[Saved entries]
<<<<

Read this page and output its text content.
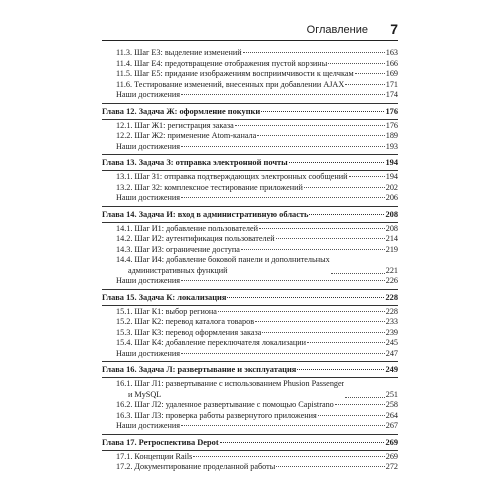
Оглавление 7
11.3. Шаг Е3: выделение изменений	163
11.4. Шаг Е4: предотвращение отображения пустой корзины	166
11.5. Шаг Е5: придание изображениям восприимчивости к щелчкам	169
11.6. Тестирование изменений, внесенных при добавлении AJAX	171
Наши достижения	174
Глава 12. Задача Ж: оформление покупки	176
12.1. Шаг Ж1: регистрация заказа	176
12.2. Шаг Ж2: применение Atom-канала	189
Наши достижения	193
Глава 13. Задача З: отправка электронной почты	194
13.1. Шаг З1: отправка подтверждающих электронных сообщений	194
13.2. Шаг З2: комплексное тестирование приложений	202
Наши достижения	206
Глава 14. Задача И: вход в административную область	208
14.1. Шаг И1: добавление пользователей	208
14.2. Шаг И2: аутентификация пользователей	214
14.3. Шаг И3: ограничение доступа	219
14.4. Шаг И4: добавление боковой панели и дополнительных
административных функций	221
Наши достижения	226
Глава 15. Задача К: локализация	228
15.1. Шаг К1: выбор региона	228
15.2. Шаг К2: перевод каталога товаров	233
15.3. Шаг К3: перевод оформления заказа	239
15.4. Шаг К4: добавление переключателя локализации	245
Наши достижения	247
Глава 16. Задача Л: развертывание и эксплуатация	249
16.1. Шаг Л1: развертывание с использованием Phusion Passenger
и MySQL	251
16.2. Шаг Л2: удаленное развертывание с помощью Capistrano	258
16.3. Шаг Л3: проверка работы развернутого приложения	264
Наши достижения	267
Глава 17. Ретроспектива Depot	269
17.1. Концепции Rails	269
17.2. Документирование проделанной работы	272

>>>>
<<<<

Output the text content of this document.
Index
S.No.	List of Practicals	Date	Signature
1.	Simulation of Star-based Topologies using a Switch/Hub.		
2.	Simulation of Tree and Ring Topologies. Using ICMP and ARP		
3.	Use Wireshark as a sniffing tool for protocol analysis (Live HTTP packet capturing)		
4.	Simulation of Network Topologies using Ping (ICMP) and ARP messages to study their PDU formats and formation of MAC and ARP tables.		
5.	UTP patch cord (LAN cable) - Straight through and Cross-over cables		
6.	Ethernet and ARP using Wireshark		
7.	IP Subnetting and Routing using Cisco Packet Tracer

>>>>
<<<<

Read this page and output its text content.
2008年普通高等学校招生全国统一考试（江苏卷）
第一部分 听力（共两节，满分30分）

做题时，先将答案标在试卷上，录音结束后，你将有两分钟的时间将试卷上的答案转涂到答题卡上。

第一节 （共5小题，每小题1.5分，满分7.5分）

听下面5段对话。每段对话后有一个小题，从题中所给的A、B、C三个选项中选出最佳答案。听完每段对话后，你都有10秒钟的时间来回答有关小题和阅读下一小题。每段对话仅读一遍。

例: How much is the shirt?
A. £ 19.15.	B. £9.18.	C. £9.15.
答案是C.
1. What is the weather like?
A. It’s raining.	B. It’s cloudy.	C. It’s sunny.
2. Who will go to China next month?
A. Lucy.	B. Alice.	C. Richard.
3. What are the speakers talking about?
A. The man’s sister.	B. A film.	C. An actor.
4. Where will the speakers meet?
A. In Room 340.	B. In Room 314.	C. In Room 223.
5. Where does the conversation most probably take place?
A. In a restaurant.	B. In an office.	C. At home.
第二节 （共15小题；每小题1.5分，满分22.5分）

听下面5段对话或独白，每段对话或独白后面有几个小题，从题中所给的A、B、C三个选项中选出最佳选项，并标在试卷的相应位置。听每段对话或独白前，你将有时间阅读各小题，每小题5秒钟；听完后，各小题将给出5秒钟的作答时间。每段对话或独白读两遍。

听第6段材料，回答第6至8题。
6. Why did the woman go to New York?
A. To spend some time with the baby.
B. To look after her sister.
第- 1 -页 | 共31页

>>>>

[PROBLEM DETAILS] Say how many lines have the string "Глава" in them, offering no words beyond the number.

[FINISHED EXERCISE] 6